→ **Requirements**: Carry none of the pictures over; set down the material below exactly.

Dataset excerpts:
——
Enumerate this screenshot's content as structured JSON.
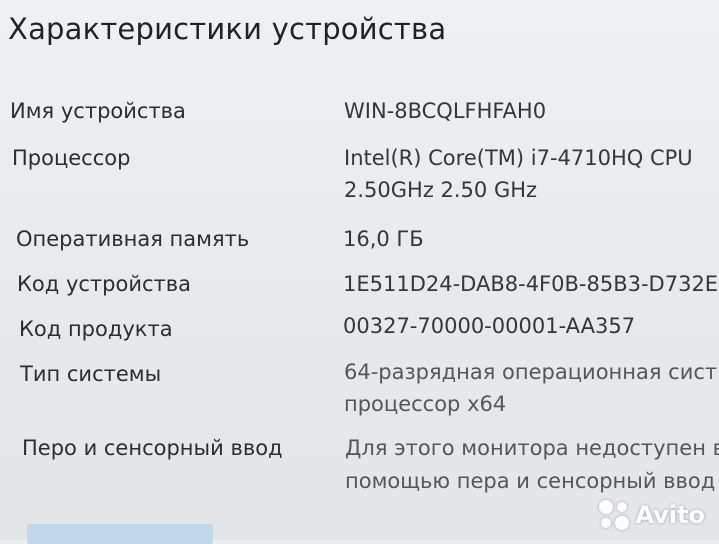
{
  "title": "Характеристики устройства",
  "rows": [
    {
      "label": "Имя устройства",
      "value": [
        "WIN-8BCQLFHFAH0"
      ]
    },
    {
      "label": "Процессор",
      "value": [
        "Intel(R) Core(TM) i7-4710HQ CPU",
        "2.50GHz   2.50 GHz"
      ]
    },
    {
      "label": "Оперативная память",
      "value": [
        "16,0 ГБ"
      ]
    },
    {
      "label": "Код устройства",
      "value": [
        "1E511D24-DAB8-4F0B-85B3-D732E"
      ]
    },
    {
      "label": "Код продукта",
      "value": [
        "00327-70000-00001-AA357"
      ]
    },
    {
      "label": "Тип системы",
      "value": [
        "64-разрядная операционная сист",
        "процессор x64"
      ]
    },
    {
      "label": "Перо и сенсорный ввод",
      "value": [
        "Для этого монитора недоступен в",
        "помощью пера и сенсорный ввод"
      ]
    }
  ],
  "watermark": {
    "text": "Avito",
    "icon": "avito-dots-icon"
  }
}
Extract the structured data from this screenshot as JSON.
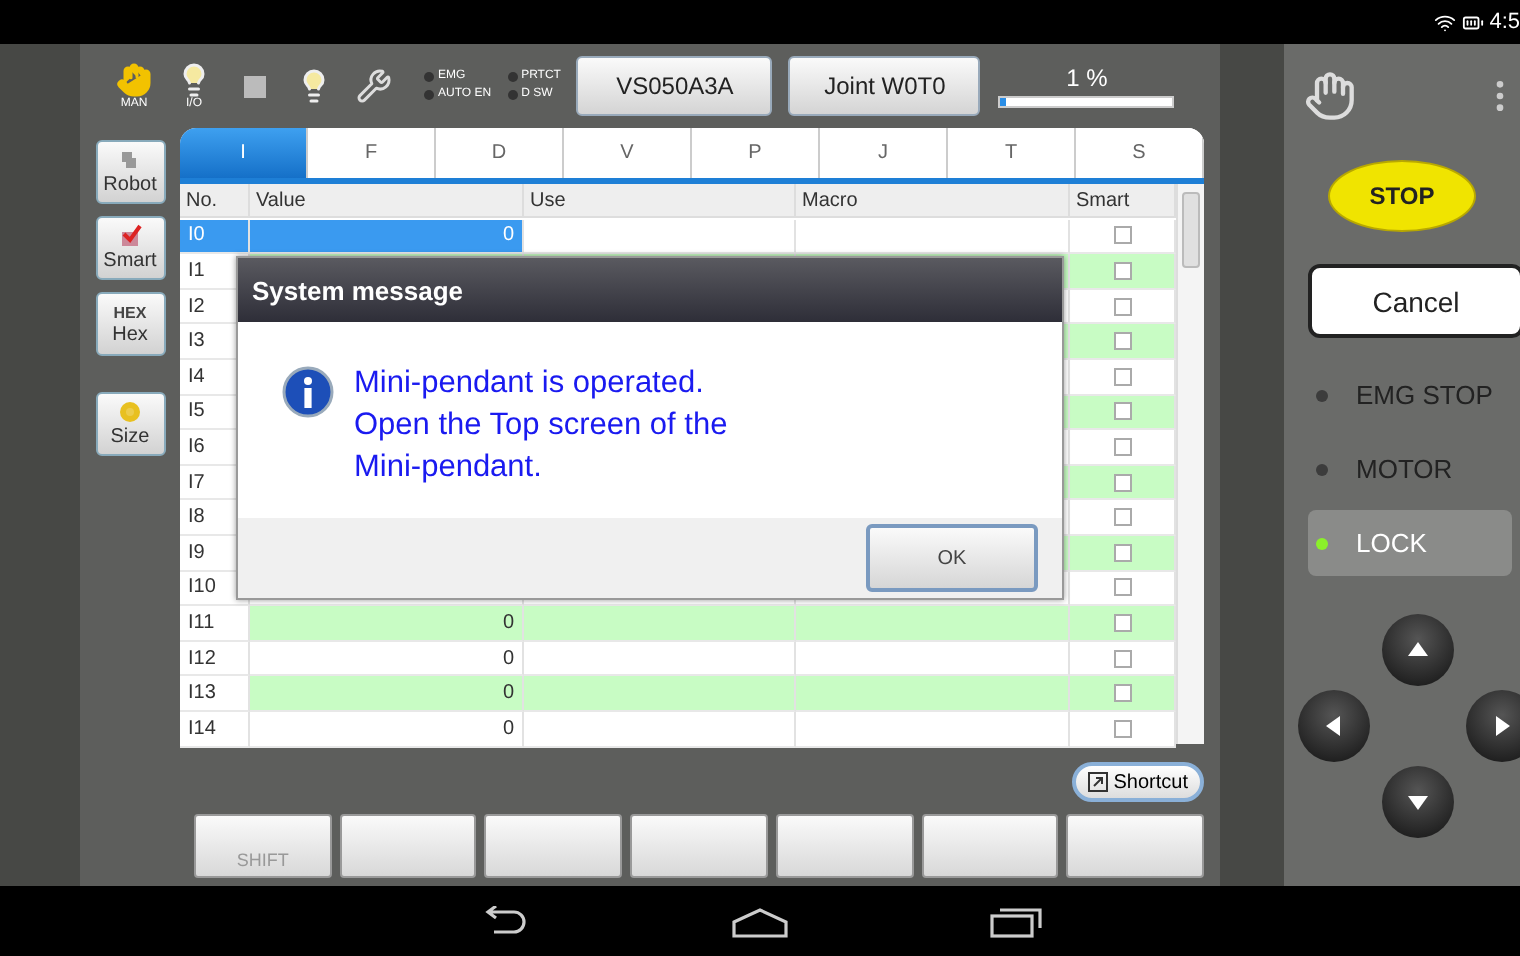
{
  "status_bar": {
    "time": "4:5"
  },
  "toolbar": {
    "icons": [
      {
        "kind": "hand",
        "label": "MAN"
      },
      {
        "kind": "bulb",
        "label": "I/O"
      },
      {
        "kind": "square"
      },
      {
        "kind": "bulb"
      },
      {
        "kind": "wrench"
      }
    ],
    "indicators": [
      {
        "label": "EMG",
        "on": false
      },
      {
        "label": "AUTO EN",
        "on": false
      },
      {
        "label": "PRTCT",
        "on": false
      },
      {
        "label": "D SW",
        "on": false
      }
    ],
    "robot_button": "VS050A3A",
    "mode_button": "Joint W0T0",
    "speed": {
      "reading": "1 %",
      "level": 0.03
    }
  },
  "sidebar": [
    {
      "kind": "robot",
      "label": "Robot"
    },
    {
      "kind": "smart",
      "label": "Smart"
    },
    {
      "kind": "hex",
      "icon_text": "HEX",
      "label": "Hex"
    },
    {
      "kind": "size",
      "label": "Size"
    }
  ],
  "tabs": [
    {
      "label": "I",
      "selected": true
    },
    {
      "label": "F",
      "selected": false
    },
    {
      "label": "D",
      "selected": false
    },
    {
      "label": "V",
      "selected": false
    },
    {
      "label": "P",
      "selected": false
    },
    {
      "label": "J",
      "selected": false
    },
    {
      "label": "T",
      "selected": false
    },
    {
      "label": "S",
      "selected": false
    }
  ],
  "table": {
    "columns": [
      "No.",
      "Value",
      "Use",
      "Macro",
      "Smart"
    ],
    "rows": [
      {
        "no": "I0",
        "value": "0",
        "selected": true,
        "smart": false
      },
      {
        "no": "I1",
        "selected": false,
        "smart": false
      },
      {
        "no": "I2",
        "selected": false,
        "smart": false
      },
      {
        "no": "I3",
        "selected": false,
        "smart": false
      },
      {
        "no": "I4",
        "selected": false,
        "smart": false
      },
      {
        "no": "I5",
        "selected": false,
        "smart": false
      },
      {
        "no": "I6",
        "selected": false,
        "smart": false
      },
      {
        "no": "I7",
        "selected": false,
        "smart": false
      },
      {
        "no": "I8",
        "selected": false,
        "smart": false
      },
      {
        "no": "I9",
        "selected": false,
        "smart": false
      },
      {
        "no": "I10",
        "selected": false,
        "smart": false
      },
      {
        "no": "I11",
        "value": "0",
        "selected": false,
        "smart": false
      },
      {
        "no": "I12",
        "value": "0",
        "selected": false,
        "smart": false
      },
      {
        "no": "I13",
        "value": "0",
        "selected": false,
        "smart": false
      },
      {
        "no": "I14",
        "value": "0",
        "selected": false,
        "smart": false
      }
    ]
  },
  "dialog": {
    "title": "System message",
    "message": "Mini-pendant is operated. Open the Top screen of the Mini-pendant.",
    "button": "OK"
  },
  "shortcut": "Shortcut",
  "function_keys": [
    {
      "kind": "labeled",
      "label": "SHIFT"
    },
    {
      "kind": "blank"
    },
    {
      "kind": "blank"
    },
    {
      "kind": "blank"
    },
    {
      "kind": "blank"
    },
    {
      "kind": "blank"
    },
    {
      "kind": "blank"
    }
  ],
  "right_panel": {
    "stop": "STOP",
    "cancel": "Cancel",
    "lamps": [
      {
        "label": "EMG STOP",
        "on": false
      },
      {
        "label": "MOTOR",
        "on": false
      },
      {
        "label": "LOCK",
        "on": true
      }
    ]
  }
}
——
→ **Task response**:
Enumerate this screenshot's content as structured JSON.
{
  "title": "Характеристики устройства",
  "rows": [
    {
      "label": "Имя устройства",
      "value": [
        "WIN-8BCQLFHFAH0"
      ]
    },
    {
      "label": "Процессор",
      "value": [
        "Intel(R) Core(TM) i7-4710HQ CPU",
        "2.50GHz   2.50 GHz"
      ]
    },
    {
      "label": "Оперативная память",
      "value": [
        "16,0 ГБ"
      ]
    },
    {
      "label": "Код устройства",
      "value": [
        "1E511D24-DAB8-4F0B-85B3-D732E"
      ]
    },
    {
      "label": "Код продукта",
      "value": [
        "00327-70000-00001-AA357"
      ]
    },
    {
      "label": "Тип системы",
      "value": [
        "64-разрядная операционная сист",
        "процессор x64"
      ]
    },
    {
      "label": "Перо и сенсорный ввод",
      "value": [
        "Для этого монитора недоступен в",
        "помощью пера и сенсорный ввод"
      ]
    }
  ],
  "watermark": {
    "text": "Avito",
    "icon": "avito-dots-icon"
  }
}
Extract the structured data from this screenshot as JSON.
{
  "status_bar": {
    "time": "4:5"
  },
  "toolbar": {
    "icons": [
      {
        "kind": "hand",
        "label": "MAN"
      },
      {
        "kind": "bulb",
        "label": "I/O"
      },
      {
        "kind": "square"
      },
      {
        "kind": "bulb"
      },
      {
        "kind": "wrench"
      }
    ],
    "indicators": [
      {
        "label": "EMG",
        "on": false
      },
      {
        "label": "AUTO EN",
        "on": false
      },
      {
        "label": "PRTCT",
        "on": false
      },
      {
        "label": "D SW",
        "on": false
      }
    ],
    "robot_button": "VS050A3A",
    "mode_button": "Joint W0T0",
    "speed": {
      "reading": "1 %",
      "level": 0.03
    }
  },
  "sidebar": [
    {
      "kind": "robot",
      "label": "Robot"
    },
    {
      "kind": "smart",
      "label": "Smart"
    },
    {
      "kind": "hex",
      "icon_text": "HEX",
      "label": "Hex"
    },
    {
      "kind": "size",
      "label": "Size"
    }
  ],
  "tabs": [
    {
      "label": "I",
      "selected": true
    },
    {
      "label": "F",
      "selected": false
    },
    {
      "label": "D",
      "selected": false
    },
    {
      "label": "V",
      "selected": false
    },
    {
      "label": "P",
      "selected": false
    },
    {
      "label": "J",
      "selected": false
    },
    {
      "label": "T",
      "selected": false
    },
    {
      "label": "S",
      "selected": false
    }
  ],
  "table": {
    "columns": [
      "No.",
      "Value",
      "Use",
      "Macro",
      "Smart"
    ],
    "rows": [
      {
        "no": "I0",
        "value": "0",
        "selected": true,
        "smart": false
      },
      {
        "no": "I1",
        "selected": false,
        "smart": false
      },
      {
        "no": "I2",
        "selected": false,
        "smart": false
      },
      {
        "no": "I3",
        "selected": false,
        "smart": false
      },
      {
        "no": "I4",
        "selected": false,
        "smart": false
      },
      {
        "no": "I5",
        "selected": false,
        "smart": false
      },
      {
        "no": "I6",
        "selected": false,
        "smart": false
      },
      {
        "no": "I7",
        "selected": false,
        "smart": false
      },
      {
        "no": "I8",
        "selected": false,
        "smart": false
      },
      {
        "no": "I9",
        "selected": false,
        "smart": false
      },
      {
        "no": "I10",
        "selected": false,
        "smart": false
      },
      {
        "no": "I11",
        "value": "0",
        "selected": false,
        "smart": false
      },
      {
        "no": "I12",
        "value": "0",
        "selected": false,
        "smart": false
      },
      {
        "no": "I13",
        "value": "0",
        "selected": false,
        "smart": false
      },
      {
        "no": "I14",
        "value": "0",
        "selected": false,
        "smart": false
      }
    ]
  },
  "dialog": {
    "title": "System message",
    "message": "Mini-pendant is operated. Open the Top screen of the Mini-pendant.",
    "button": "OK"
  },
  "shortcut": "Shortcut",
  "function_keys": [
    {
      "kind": "labeled",
      "label": "SHIFT"
    },
    {
      "kind": "blank"
    },
    {
      "kind": "blank"
    },
    {
      "kind": "blank"
    },
    {
      "kind": "blank"
    },
    {
      "kind": "blank"
    },
    {
      "kind": "blank"
    }
  ],
  "right_panel": {
    "stop": "STOP",
    "cancel": "Cancel",
    "lamps": [
      {
        "label": "EMG STOP",
        "on": false
      },
      {
        "label": "MOTOR",
        "on": false
      },
      {
        "label": "LOCK",
        "on": true
      }
    ]
  }
}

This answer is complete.